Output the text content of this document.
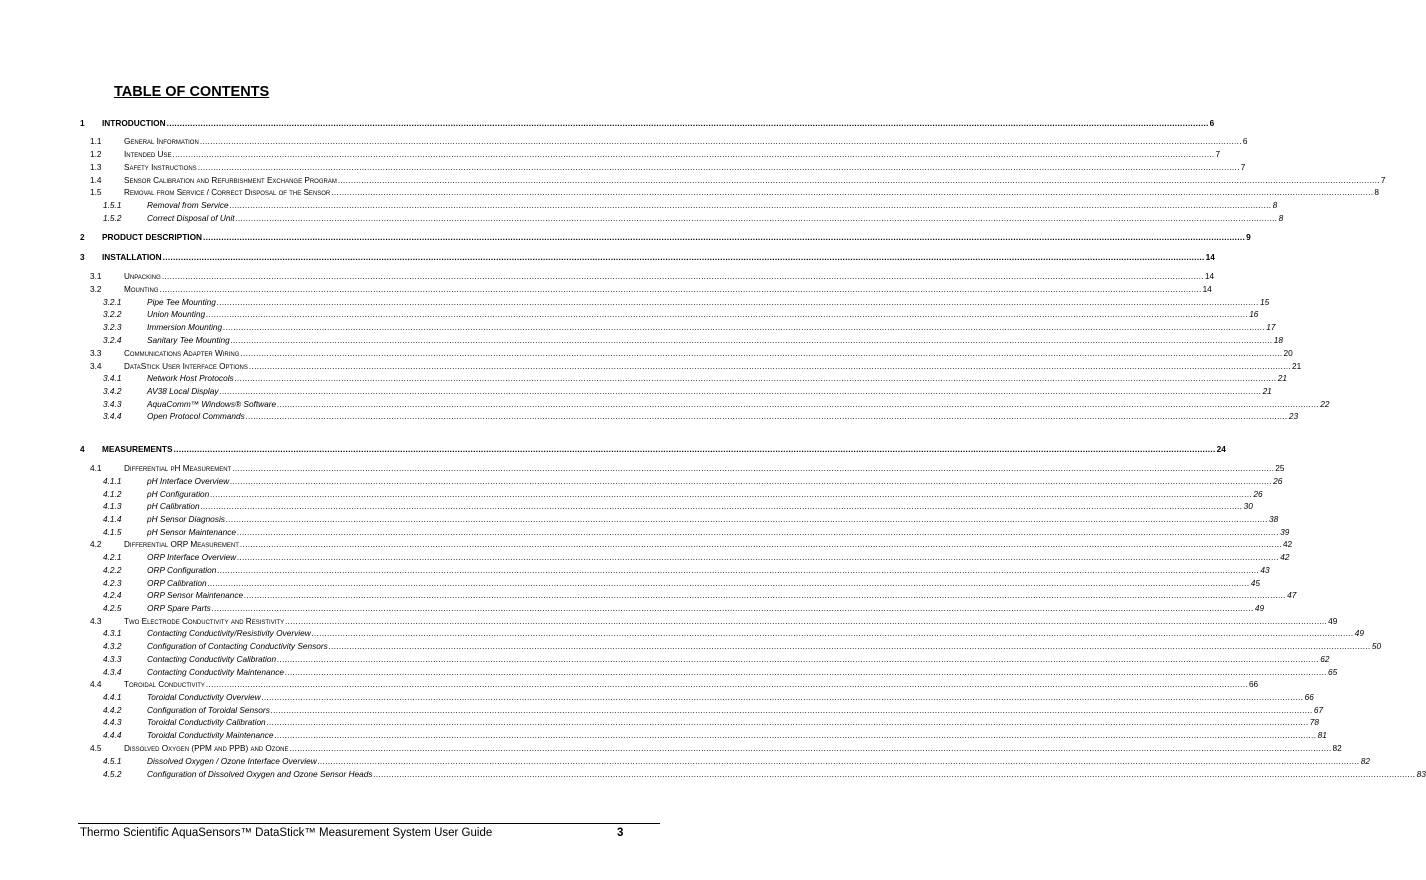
TABLE OF CONTENTS
1	INTRODUCTION ................................................................................................................................................................................................................................................................................................................................................................................................................ 6
1.1	General Information ................................................................................................................................................................................................................................................................................................................................................................................................................ 6
1.2	Intended Use ................................................................................................................................................................................................................................................................................................................................................................................................................ 7
1.3	Safety Instructions ................................................................................................................................................................................................................................................................................................................................................................................................................ 7
1.4	Sensor Calibration and Refurbishment Exchange Program ................................................................................................................................................................................................................................................................................................................................................................................................................ 7
1.5	Removal from Service / Correct Disposal of the Sensor ................................................................................................................................................................................................................................................................................................................................................................................................................ 8
1.5.1	Removal from Service ................................................................................................................................................................................................................................................................................................................................................................................................................ 8
1.5.2	Correct Disposal of Unit ................................................................................................................................................................................................................................................................................................................................................................................................................ 8
2	PRODUCT DESCRIPTION ................................................................................................................................................................................................................................................................................................................................................................................................................ 9
3	INSTALLATION ................................................................................................................................................................................................................................................................................................................................................................................................................ 14
3.1	Unpacking ................................................................................................................................................................................................................................................................................................................................................................................................................ 14
3.2	Mounting ................................................................................................................................................................................................................................................................................................................................................................................................................ 14
3.2.1	Pipe Tee Mounting ................................................................................................................................................................................................................................................................................................................................................................................................................ 15
3.2.2	Union Mounting ................................................................................................................................................................................................................................................................................................................................................................................................................ 16
3.2.3	Immersion Mounting ................................................................................................................................................................................................................................................................................................................................................................................................................ 17
3.2.4	Sanitary Tee Mounting ................................................................................................................................................................................................................................................................................................................................................................................................................ 18
3.3	Communications Adapter Wiring ................................................................................................................................................................................................................................................................................................................................................................................................................ 20
3.4	DataStick User Interface Options ................................................................................................................................................................................................................................................................................................................................................................................................................ 21
3.4.1	Network Host Protocols ................................................................................................................................................................................................................................................................................................................................................................................................................ 21
3.4.2	AV38 Local Display ................................................................................................................................................................................................................................................................................................................................................................................................................ 21
3.4.3	AquaComm™ Windows® Software ................................................................................................................................................................................................................................................................................................................................................................................................................ 22
3.4.4	Open Protocol Commands ................................................................................................................................................................................................................................................................................................................................................................................................................ 23
4	MEASUREMENTS ................................................................................................................................................................................................................................................................................................................................................................................................................ 24
4.1	Differential pH Measurement ................................................................................................................................................................................................................................................................................................................................................................................................................ 25
4.1.1	pH Interface Overview ................................................................................................................................................................................................................................................................................................................................................................................................................ 26
4.1.2	pH Configuration ................................................................................................................................................................................................................................................................................................................................................................................................................ 26
4.1.3	pH Calibration ................................................................................................................................................................................................................................................................................................................................................................................................................ 30
4.1.4	pH Sensor Diagnosis ................................................................................................................................................................................................................................................................................................................................................................................................................ 38
4.1.5	pH Sensor Maintenance ................................................................................................................................................................................................................................................................................................................................................................................................................ 39
4.2	Differential ORP Measurement ................................................................................................................................................................................................................................................................................................................................................................................................................ 42
4.2.1	ORP Interface Overview ................................................................................................................................................................................................................................................................................................................................................................................................................ 42
4.2.2	ORP Configuration ................................................................................................................................................................................................................................................................................................................................................................................................................ 43
4.2.3	ORP Calibration ................................................................................................................................................................................................................................................................................................................................................................................................................ 45
4.2.4	ORP Sensor Maintenance ................................................................................................................................................................................................................................................................................................................................................................................................................ 47
4.2.5	ORP Spare Parts ................................................................................................................................................................................................................................................................................................................................................................................................................ 49
4.3	Two Electrode Conductivity and Resistivity ................................................................................................................................................................................................................................................................................................................................................................................................................ 49
4.3.1	Contacting Conductivity/Resistivity Overview ................................................................................................................................................................................................................................................................................................................................................................................................................ 49
4.3.2	Configuration of Contacting Conductivity Sensors ................................................................................................................................................................................................................................................................................................................................................................................................................ 50
4.3.3	Contacting Conductivity Calibration ................................................................................................................................................................................................................................................................................................................................................................................................................ 62
4.3.4	Contacting Conductivity Maintenance ................................................................................................................................................................................................................................................................................................................................................................................................................ 65
4.4	Toroidal Conductivity ................................................................................................................................................................................................................................................................................................................................................................................................................ 66
4.4.1	Toroidal Conductivity Overview ................................................................................................................................................................................................................................................................................................................................................................................................................ 66
4.4.2	Configuration of Toroidal Sensors ................................................................................................................................................................................................................................................................................................................................................................................................................ 67
4.4.3	Toroidal Conductivity Calibration ................................................................................................................................................................................................................................................................................................................................................................................................................ 78
4.4.4	Toroidal Conductivity Maintenance ................................................................................................................................................................................................................................................................................................................................................................................................................ 81
4.5	Dissolved Oxygen (PPM and PPB) and Ozone ................................................................................................................................................................................................................................................................................................................................................................................................................ 82
4.5.1	Dissolved Oxygen / Ozone Interface Overview ................................................................................................................................................................................................................................................................................................................................................................................................................ 82
4.5.2	Configuration of Dissolved Oxygen and Ozone Sensor Heads ................................................................................................................................................................................................................................................................................................................................................................................................................ 83
Thermo Scientific AquaSensors™ DataStick™ Measurement System User Guide	3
******
Search the data for "User". Copy every matching line.

Final result
3.4	DataStick User Interface Options ................................................................................................................................................................................................................................................................................................................................................................................................................ 21
Thermo Scientific AquaSensors™ DataStick™ Measurement System User Guide	3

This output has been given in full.